◆ Task to carry out: Pull out the lines that run from the very start of the entries through the line containing "Text: 1 or 2", both ends included, and reproduce them word for word.

Dataset excerpt
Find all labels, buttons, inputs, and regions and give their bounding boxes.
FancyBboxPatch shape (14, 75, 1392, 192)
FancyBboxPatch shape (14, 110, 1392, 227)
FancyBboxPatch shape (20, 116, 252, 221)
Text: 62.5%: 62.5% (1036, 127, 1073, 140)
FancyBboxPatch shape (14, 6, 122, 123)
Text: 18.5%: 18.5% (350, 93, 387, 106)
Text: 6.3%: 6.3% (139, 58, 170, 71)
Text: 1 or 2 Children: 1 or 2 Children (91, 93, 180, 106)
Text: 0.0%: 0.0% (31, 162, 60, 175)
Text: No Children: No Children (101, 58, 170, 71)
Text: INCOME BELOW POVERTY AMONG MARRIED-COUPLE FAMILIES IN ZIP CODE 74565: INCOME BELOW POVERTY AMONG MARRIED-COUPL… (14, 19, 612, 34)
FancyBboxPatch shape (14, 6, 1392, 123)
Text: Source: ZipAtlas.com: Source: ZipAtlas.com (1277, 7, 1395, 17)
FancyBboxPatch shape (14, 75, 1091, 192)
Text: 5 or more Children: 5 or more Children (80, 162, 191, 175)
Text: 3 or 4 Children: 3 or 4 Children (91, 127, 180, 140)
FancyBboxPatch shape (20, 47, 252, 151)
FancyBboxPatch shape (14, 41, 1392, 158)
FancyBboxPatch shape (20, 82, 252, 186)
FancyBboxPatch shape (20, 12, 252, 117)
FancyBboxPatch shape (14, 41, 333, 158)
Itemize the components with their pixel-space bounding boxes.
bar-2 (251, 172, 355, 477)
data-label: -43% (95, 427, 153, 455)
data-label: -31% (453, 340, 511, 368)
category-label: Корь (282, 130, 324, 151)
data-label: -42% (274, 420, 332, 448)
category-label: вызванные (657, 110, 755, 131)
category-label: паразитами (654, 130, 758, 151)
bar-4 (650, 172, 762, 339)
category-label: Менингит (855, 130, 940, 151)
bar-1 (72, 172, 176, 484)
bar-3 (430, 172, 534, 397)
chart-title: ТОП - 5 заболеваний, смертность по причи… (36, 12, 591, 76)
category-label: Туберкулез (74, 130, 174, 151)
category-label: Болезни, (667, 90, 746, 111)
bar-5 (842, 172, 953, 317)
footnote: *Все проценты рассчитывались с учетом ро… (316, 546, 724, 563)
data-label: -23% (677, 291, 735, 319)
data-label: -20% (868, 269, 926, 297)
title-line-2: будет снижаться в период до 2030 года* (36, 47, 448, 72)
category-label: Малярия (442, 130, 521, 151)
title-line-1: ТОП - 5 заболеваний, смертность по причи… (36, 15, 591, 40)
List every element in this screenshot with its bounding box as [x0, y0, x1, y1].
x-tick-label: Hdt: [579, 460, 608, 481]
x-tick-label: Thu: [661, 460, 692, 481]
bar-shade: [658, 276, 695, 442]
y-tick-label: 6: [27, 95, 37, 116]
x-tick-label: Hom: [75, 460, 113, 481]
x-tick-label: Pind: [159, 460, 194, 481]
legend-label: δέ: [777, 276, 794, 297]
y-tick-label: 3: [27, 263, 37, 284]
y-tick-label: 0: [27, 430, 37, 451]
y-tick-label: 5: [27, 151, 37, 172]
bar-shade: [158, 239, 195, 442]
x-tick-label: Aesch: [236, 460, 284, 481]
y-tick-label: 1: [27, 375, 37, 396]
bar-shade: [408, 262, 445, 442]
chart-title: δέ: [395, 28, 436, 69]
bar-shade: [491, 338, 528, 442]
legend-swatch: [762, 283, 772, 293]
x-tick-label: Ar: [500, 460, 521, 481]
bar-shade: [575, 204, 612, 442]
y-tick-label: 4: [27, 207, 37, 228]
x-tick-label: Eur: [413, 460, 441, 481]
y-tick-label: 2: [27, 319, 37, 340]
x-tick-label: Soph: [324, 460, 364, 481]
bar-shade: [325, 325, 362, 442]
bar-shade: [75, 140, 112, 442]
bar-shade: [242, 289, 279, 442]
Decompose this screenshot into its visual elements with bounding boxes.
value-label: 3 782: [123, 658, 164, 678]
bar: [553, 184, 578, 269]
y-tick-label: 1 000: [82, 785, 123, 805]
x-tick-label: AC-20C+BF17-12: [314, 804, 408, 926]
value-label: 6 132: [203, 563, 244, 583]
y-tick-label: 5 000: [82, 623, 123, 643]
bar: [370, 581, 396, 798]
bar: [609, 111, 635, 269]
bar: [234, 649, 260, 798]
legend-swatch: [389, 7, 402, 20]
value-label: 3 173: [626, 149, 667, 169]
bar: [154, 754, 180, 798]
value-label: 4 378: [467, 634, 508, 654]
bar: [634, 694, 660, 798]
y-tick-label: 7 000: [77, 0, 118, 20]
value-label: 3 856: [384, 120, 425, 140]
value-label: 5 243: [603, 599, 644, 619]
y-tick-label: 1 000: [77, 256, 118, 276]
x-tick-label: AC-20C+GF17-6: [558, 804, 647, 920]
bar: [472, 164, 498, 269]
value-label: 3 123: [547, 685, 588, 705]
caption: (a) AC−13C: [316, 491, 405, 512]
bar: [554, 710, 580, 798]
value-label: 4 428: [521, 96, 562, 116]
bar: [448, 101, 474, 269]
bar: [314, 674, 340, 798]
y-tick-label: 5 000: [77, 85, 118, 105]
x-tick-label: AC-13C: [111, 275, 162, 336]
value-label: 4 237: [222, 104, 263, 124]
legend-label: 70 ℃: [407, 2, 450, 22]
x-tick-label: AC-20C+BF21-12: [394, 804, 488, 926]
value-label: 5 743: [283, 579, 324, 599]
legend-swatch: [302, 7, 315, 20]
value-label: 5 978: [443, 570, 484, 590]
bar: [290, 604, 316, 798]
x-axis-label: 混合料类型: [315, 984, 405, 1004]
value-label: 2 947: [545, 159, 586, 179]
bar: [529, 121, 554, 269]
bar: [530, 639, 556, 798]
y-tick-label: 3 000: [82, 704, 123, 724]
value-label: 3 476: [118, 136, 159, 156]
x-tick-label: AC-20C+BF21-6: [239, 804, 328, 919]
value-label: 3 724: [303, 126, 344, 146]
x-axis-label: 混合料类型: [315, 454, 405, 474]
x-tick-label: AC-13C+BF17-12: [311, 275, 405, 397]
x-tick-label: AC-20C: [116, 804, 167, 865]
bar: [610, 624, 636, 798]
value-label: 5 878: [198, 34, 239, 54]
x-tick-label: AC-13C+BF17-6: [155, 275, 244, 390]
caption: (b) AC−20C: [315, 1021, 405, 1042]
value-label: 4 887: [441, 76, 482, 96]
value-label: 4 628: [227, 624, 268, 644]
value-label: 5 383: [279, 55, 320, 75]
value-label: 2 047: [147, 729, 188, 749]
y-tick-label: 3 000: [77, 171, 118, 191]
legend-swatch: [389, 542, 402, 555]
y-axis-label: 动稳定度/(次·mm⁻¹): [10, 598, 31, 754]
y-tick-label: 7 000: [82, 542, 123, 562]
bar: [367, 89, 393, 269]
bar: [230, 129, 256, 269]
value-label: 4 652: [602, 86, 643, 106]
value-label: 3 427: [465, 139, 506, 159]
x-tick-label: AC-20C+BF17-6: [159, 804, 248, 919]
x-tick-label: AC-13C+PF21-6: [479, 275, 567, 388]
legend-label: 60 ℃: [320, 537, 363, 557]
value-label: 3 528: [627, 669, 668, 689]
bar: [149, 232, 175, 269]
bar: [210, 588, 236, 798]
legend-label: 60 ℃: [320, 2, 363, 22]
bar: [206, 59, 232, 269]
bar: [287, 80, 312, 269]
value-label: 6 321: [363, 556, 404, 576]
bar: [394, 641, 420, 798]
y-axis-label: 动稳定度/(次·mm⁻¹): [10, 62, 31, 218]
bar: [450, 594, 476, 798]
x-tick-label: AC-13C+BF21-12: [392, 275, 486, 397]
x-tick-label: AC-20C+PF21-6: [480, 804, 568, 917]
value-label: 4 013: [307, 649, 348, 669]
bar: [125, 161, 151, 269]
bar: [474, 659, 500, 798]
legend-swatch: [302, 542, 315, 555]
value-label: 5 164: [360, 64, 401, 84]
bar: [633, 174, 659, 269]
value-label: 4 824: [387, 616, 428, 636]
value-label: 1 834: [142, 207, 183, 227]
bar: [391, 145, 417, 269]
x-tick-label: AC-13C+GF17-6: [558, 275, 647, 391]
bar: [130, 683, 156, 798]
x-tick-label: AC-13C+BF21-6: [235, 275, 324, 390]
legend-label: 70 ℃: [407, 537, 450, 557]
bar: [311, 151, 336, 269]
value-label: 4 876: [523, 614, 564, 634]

◆ Full output:
Find all labels, buttons, inputs, and regions and give their bounding boxes.
FancyBboxPatch shape (14, 75, 1392, 192)
FancyBboxPatch shape (14, 110, 1392, 227)
FancyBboxPatch shape (20, 116, 252, 221)
Text: 62.5%: 62.5% (1036, 127, 1073, 140)
FancyBboxPatch shape (14, 6, 122, 123)
Text: 18.5%: 18.5% (350, 93, 387, 106)
Text: 6.3%: 6.3% (139, 58, 170, 71)
Text: 1 or 2 Children: 1 or 2 Children (91, 93, 180, 106)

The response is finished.